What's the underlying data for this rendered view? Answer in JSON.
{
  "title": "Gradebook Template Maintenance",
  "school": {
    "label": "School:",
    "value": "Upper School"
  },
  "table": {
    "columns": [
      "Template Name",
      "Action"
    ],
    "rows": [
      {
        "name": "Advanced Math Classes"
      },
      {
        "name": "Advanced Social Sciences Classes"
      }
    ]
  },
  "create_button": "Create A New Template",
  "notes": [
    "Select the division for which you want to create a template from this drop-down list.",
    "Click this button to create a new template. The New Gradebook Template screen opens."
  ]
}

*****

(CHALLENGE):
Read the entries and show each line that mentions "Classes".

(TASK RESPONSE):
        "name": "Advanced Math Classes"
        "name": "Advanced Social Sciences Classes"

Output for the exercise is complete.